### Directive
How many lines in these records hold the string "temperatures"? State only that number.

»»

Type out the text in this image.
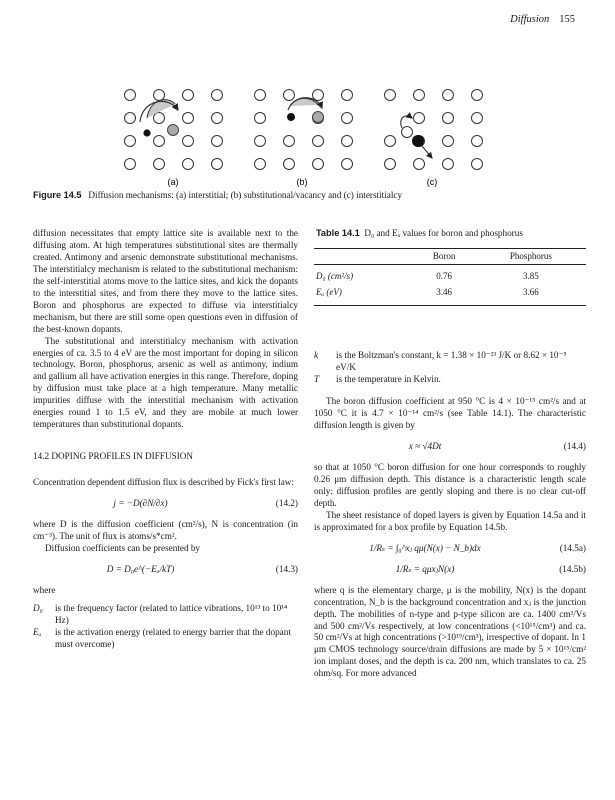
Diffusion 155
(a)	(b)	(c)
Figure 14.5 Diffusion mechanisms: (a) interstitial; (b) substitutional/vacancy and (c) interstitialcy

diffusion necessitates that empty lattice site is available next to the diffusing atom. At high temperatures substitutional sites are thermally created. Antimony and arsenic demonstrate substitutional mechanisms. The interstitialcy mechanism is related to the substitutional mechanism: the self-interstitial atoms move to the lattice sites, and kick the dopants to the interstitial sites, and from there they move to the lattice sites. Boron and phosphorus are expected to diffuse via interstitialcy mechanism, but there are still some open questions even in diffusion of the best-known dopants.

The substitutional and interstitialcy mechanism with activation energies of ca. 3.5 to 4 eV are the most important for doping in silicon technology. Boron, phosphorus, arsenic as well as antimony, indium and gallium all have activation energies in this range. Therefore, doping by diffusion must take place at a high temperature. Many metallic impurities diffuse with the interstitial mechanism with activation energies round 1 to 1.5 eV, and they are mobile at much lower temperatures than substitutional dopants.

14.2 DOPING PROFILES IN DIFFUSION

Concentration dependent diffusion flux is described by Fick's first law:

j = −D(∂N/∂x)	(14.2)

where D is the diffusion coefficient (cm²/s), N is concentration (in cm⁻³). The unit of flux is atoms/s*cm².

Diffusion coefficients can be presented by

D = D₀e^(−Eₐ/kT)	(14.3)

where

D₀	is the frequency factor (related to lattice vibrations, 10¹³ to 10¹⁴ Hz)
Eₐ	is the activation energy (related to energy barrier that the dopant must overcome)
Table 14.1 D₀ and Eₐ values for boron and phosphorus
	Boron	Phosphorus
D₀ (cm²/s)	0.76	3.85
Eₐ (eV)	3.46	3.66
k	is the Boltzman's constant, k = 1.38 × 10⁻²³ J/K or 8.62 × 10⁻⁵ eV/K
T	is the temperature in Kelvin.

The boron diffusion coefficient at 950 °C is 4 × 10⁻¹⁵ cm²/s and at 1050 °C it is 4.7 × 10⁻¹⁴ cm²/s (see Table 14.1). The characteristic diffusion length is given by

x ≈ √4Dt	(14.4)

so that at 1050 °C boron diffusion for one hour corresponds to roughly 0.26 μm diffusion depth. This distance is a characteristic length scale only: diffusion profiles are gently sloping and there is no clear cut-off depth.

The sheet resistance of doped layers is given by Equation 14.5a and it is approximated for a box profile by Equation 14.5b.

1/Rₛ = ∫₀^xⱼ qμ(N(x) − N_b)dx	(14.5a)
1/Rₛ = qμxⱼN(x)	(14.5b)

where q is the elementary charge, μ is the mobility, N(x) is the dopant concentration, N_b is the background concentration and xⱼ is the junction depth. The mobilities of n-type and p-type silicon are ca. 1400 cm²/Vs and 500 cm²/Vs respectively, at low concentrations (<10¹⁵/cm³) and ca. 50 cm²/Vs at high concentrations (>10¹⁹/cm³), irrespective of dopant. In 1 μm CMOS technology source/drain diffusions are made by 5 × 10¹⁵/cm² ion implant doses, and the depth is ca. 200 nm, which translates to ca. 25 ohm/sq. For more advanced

««
»»

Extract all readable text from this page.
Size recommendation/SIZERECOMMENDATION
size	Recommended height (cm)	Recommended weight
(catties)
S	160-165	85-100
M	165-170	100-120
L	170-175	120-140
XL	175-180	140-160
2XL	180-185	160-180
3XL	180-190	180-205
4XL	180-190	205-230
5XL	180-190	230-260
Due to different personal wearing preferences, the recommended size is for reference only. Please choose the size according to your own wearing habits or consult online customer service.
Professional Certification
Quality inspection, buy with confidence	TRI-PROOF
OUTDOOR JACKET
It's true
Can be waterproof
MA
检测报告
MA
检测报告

««
»»

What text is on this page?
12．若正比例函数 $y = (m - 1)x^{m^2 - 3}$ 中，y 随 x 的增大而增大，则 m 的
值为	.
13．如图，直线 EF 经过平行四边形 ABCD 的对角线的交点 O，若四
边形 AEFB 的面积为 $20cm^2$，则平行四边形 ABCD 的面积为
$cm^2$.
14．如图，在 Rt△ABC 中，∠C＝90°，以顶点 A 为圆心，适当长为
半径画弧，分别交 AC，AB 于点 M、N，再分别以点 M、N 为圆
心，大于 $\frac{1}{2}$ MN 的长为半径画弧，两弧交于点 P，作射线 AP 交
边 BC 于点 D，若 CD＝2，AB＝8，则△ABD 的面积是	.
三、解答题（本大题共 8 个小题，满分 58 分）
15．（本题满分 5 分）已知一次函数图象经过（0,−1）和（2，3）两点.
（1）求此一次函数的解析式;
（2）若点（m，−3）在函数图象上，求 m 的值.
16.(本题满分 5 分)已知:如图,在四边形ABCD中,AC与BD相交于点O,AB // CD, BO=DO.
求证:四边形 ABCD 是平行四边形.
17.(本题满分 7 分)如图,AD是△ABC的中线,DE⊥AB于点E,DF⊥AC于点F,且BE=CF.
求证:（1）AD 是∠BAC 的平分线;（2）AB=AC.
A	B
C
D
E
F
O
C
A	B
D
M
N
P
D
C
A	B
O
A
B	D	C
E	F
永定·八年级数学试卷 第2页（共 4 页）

««

### Result of this task
2